#### [Parts of the exercise]
(a) Reproduce the passage about the memorial word for word, starting with "Among my initial" and going on through "the park offered.".
(b) Answer these questions using the passage about the memorial:
(i) How wide and how long is the site?
(ii) Who designed the long bench along the eastern wall?
(iii) What replaces the granite of the eastern boundary wall at the southern end?

That larger scope put an extra burden on the designers, who had to make the memorial work at both a public and private scale. Naturally, the task of honoring the six victims had to remain the centerpiece. That tribute, designed by Fox, sits at the north end and consists of three slabs of polished black granite that have been inscribed with the names of the six victims. Above each name is a square window, each in a different color.
The staggered arrangement suggests the beginning of a circle. As you pass from the Market Street corner, into the interior of the memorial, you begin to understand why. The curve of the slabs shelters and protects colored glass dots that are embedded in the pavement and marked by a swirling pattern. The dots, which light up at night, are keyed to the colored windows and mark the exact spot where each victim died. (The visualization was so heartbreaking that the family of Kimberly Finnegan chose not to identify where she died.)
At the top of the central pillar is a seventh window that has been left uncolored. It's the window that belongs to us all. If you look at the three pillars as a group, you'll notice that together they form the outline of a Greek pediment with the top point lopped off. You might also think of it as a simple, peaked-roof house, the kind a child might draw. Either way, the slabs symbolize a broken building and a broken system.
Among my initial reservations about the memorial was the shape of the site. I wondered how a strip 25 feet wide and 125 feet long could possibly be used in any meaningful way. But the designers have thoroughly integrated the sliver park into the public realm. This busy intersection is both a transfer point for buses and trolleys, and the place where two Center City neighborhoods come together. Watching passersby on the day after last week's dedication, I was struck by how often people detoured through the space. Sometimes they stopped to look at the memorial stones. Sometimes they simply enjoyed the extra elbow room the park offered.
Because the memorial is open at both ends, allowing easy access, it feels like an extension of the sidewalk. People waiting for the bus are welcomed and encouraged to sit on a long bench that runs along the eastern wall — a notable act of generosity that is absent from most of today's construction projects. That seating, designed by Aker, also serves an important compositional purpose. The bench juts out in the main walkway, breaking up the long rectangle, and reducing the bowling-alley effect.
The memorial assumes a different tone at the southern end, where a row of trees promises future shade. Here, the granite of the eastern boundary wall gives way to a perforated bronze screen that allows you to see into the property next door, which Brandywine Realty Trust recently acquired from Basciano. The different treatments shape the space by creating two distinct outdoor rooms, one for public contemplation, one for private mourning. In her dedication remarks, Winkler repeatedly alluded to the memorial's role as a place to think about how we conduct development in Philadelphia.
Ultimately, even the most shocking tragedies fade into memory. Someday soon, Brandywine will erect a tall building on the property next door, where Basciano once banked on a real estate triumph. It is good to know that this park will be there to offer at least a small refuge from the constant grind of change.

#### [Data supplied]
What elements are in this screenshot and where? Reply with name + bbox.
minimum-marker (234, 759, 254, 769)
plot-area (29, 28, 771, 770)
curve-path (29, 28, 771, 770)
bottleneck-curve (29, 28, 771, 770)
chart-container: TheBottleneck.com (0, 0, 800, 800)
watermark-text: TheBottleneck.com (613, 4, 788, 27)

#### [Numbered responses]
(a)
Among my initial reservations about the memorial was the shape of the site. I wondered how a strip 25 feet wide and 125 feet long could possibly be used in any meaningful way. But the designers have thoroughly integrated the sliver park into the public realm. This busy intersection is both a transfer point for buses and trolleys, and the place where two Center City neighborhoods come together. Watching passersby on the day after last week's dedication, I was struck by how often people detoured through the space. Sometimes they stopped to look at the memorial stones. Sometimes they simply enjoyed the extra elbow room the park offered.

(b)
(i) 25 feet wide and 125 feet long
(ii) Aker
(iii) A perforated bronze screen